### Task details:
Look through the records below and collect all lines that hold the string "code".

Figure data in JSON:
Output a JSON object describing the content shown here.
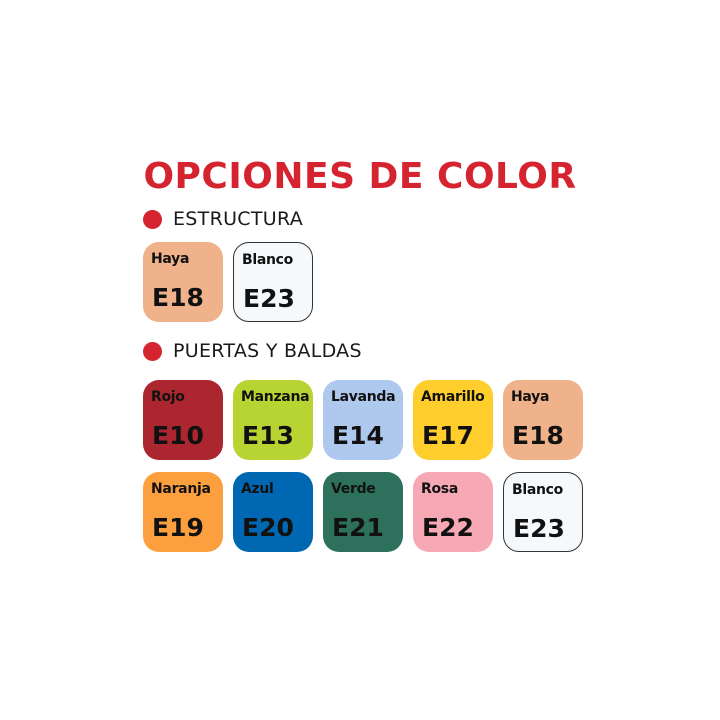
{
  "title": "OPCIONES DE COLOR",
  "accent_color": "#d52330",
  "sections": [
    {
      "label": "ESTRUCTURA",
      "swatches": [
        {
          "name": "Haya",
          "code": "E18",
          "color": "#efb28a"
        },
        {
          "name": "Blanco",
          "code": "E23",
          "color": "#f5f9fb"
        }
      ]
    },
    {
      "label": "PUERTAS Y BALDAS",
      "swatches": [
        {
          "name": "Rojo",
          "code": "E10",
          "color": "#ac2630"
        },
        {
          "name": "Manzana",
          "code": "E13",
          "color": "#b8d433"
        },
        {
          "name": "Lavanda",
          "code": "E14",
          "color": "#aec8ee"
        },
        {
          "name": "Amarillo",
          "code": "E17",
          "color": "#ffce2c"
        },
        {
          "name": "Haya",
          "code": "E18",
          "color": "#efb28a"
        },
        {
          "name": "Naranja",
          "code": "E19",
          "color": "#fc9f3e"
        },
        {
          "name": "Azul",
          "code": "E20",
          "color": "#0068b2"
        },
        {
          "name": "Verde",
          "code": "E21",
          "color": "#2d705c"
        },
        {
          "name": "Rosa",
          "code": "E22",
          "color": "#f7a8b5"
        },
        {
          "name": "Blanco",
          "code": "E23",
          "color": "#f5f9fb"
        }
      ]
    }
  ]
}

### Output for this exercise:
          "code": "E18",
          "code": "E23",
          "code": "E10",
          "code": "E13",
          "code": "E14",
          "code": "E17",
          "code": "E18",
          "code": "E19",
          "code": "E20",
          "code": "E21",
          "code": "E22",
          "code": "E23",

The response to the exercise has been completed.